What is expected: Copy out each line of the data that holds the word "JSON".

Records supplied:
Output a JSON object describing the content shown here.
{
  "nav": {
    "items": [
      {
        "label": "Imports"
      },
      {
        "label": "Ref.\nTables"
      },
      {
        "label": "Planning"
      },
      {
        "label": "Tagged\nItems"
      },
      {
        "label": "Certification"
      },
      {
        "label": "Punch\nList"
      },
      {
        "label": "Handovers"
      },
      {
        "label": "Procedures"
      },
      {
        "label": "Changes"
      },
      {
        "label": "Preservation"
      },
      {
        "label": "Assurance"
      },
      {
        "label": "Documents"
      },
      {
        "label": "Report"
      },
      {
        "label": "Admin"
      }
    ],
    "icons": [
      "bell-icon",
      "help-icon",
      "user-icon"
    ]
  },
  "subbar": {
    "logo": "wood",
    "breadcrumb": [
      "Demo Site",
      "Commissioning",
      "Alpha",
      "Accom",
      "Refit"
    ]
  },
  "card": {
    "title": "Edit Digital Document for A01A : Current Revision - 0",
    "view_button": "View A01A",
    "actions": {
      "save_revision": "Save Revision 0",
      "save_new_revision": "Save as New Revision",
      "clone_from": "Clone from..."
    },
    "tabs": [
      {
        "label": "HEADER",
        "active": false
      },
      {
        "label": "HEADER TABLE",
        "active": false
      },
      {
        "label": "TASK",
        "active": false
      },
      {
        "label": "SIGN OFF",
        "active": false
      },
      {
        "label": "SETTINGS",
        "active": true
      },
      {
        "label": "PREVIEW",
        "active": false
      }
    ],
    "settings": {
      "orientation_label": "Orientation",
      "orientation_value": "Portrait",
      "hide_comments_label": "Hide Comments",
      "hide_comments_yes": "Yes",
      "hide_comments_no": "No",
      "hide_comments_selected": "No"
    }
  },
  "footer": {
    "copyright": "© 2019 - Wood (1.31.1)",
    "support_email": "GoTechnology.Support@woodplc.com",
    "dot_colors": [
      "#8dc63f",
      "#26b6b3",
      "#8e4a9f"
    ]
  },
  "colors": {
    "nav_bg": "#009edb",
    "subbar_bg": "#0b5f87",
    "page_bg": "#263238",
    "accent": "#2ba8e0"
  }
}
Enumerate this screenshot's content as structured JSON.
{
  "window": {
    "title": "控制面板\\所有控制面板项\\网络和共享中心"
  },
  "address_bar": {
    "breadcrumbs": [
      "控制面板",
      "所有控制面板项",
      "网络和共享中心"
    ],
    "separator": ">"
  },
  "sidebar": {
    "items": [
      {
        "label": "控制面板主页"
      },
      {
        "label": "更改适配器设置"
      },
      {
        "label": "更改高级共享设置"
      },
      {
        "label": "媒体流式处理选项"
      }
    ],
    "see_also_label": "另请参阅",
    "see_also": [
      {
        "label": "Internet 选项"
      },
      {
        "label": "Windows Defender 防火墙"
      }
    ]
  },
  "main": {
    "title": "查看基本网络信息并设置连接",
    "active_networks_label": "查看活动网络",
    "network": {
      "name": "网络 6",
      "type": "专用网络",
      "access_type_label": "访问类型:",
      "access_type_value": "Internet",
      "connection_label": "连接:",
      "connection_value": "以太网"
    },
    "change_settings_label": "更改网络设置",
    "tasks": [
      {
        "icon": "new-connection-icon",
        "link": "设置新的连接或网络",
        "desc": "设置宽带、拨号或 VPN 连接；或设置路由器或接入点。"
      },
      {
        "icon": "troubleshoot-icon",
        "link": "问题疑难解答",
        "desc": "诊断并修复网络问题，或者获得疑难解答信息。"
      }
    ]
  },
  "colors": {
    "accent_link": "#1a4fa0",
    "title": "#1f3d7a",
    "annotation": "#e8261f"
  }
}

Exercise solution:
Output a JSON object describing the content shown here.
Enumerate this screenshot's content as structured JSON.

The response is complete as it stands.